→ **TASK TO CARRY OUT**: Write out the listing below without alteration, omitting its pictures.

→ **EXERCISE MATERIALS**:
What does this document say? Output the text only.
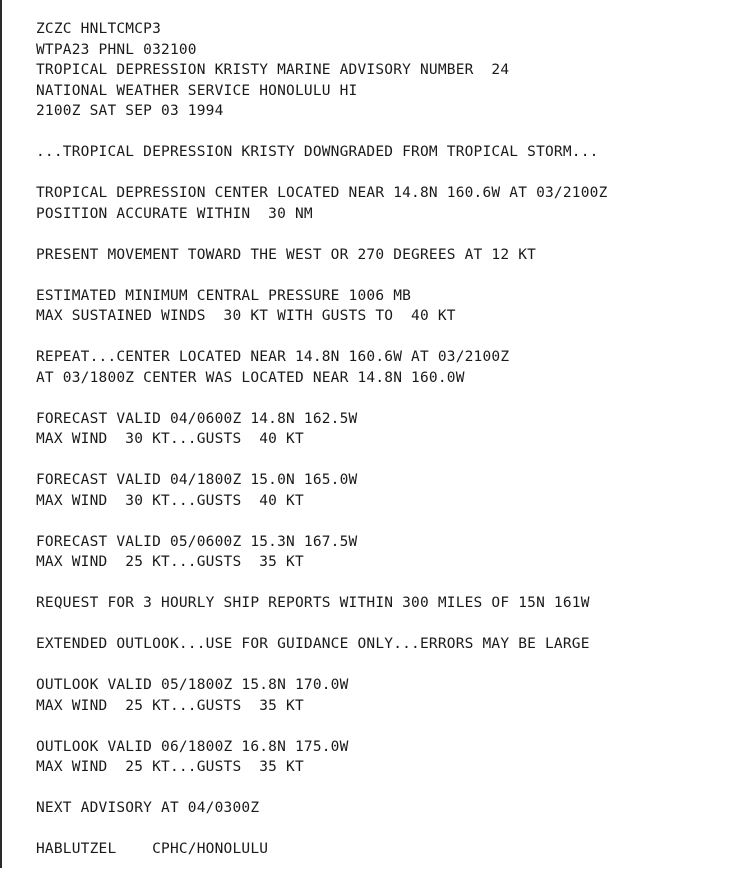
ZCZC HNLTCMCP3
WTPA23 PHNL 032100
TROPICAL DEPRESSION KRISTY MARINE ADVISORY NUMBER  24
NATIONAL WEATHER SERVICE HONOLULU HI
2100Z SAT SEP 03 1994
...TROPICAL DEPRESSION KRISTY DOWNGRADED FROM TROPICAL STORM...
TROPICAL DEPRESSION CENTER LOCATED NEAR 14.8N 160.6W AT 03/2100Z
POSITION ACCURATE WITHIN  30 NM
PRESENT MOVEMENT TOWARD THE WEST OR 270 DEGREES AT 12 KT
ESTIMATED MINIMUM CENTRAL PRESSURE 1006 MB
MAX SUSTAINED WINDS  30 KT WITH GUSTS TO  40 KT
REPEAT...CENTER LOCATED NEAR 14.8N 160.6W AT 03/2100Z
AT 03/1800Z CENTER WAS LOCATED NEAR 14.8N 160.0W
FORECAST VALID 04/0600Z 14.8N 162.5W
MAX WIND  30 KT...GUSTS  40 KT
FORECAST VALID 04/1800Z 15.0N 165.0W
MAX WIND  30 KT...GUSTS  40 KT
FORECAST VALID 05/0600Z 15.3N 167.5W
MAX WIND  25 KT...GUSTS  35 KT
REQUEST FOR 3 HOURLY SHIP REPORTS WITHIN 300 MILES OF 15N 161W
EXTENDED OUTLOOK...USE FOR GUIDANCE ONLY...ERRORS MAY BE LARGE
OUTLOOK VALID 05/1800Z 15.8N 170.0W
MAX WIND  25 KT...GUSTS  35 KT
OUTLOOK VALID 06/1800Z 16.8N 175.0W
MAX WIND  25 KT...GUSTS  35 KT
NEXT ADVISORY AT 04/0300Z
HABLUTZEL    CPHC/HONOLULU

→ **EXPECTED ANSWER**:
What does this document say? Output the text only.
ZCZC HNLTCMCP3
WTPA23 PHNL 032100
TROPICAL DEPRESSION KRISTY MARINE ADVISORY NUMBER  24
NATIONAL WEATHER SERVICE HONOLULU HI
2100Z SAT SEP 03 1994
...TROPICAL DEPRESSION KRISTY DOWNGRADED FROM TROPICAL STORM...
TROPICAL DEPRESSION CENTER LOCATED NEAR 14.8N 160.6W AT 03/2100Z
POSITION ACCURATE WITHIN  30 NM
PRESENT MOVEMENT TOWARD THE WEST OR 270 DEGREES AT 12 KT
ESTIMATED MINIMUM CENTRAL PRESSURE 1006 MB
MAX SUSTAINED WINDS  30 KT WITH GUSTS TO  40 KT
REPEAT...CENTER LOCATED NEAR 14.8N 160.6W AT 03/2100Z
AT 03/1800Z CENTER WAS LOCATED NEAR 14.8N 160.0W
FORECAST VALID 04/0600Z 14.8N 162.5W
MAX WIND  30 KT...GUSTS  40 KT
FORECAST VALID 04/1800Z 15.0N 165.0W
MAX WIND  30 KT...GUSTS  40 KT
FORECAST VALID 05/0600Z 15.3N 167.5W
MAX WIND  25 KT...GUSTS  35 KT
REQUEST FOR 3 HOURLY SHIP REPORTS WITHIN 300 MILES OF 15N 161W
EXTENDED OUTLOOK...USE FOR GUIDANCE ONLY...ERRORS MAY BE LARGE
OUTLOOK VALID 05/1800Z 15.8N 170.0W
MAX WIND  25 KT...GUSTS  35 KT
OUTLOOK VALID 06/1800Z 16.8N 175.0W
MAX WIND  25 KT...GUSTS  35 KT
NEXT ADVISORY AT 04/0300Z
HABLUTZEL    CPHC/HONOLULU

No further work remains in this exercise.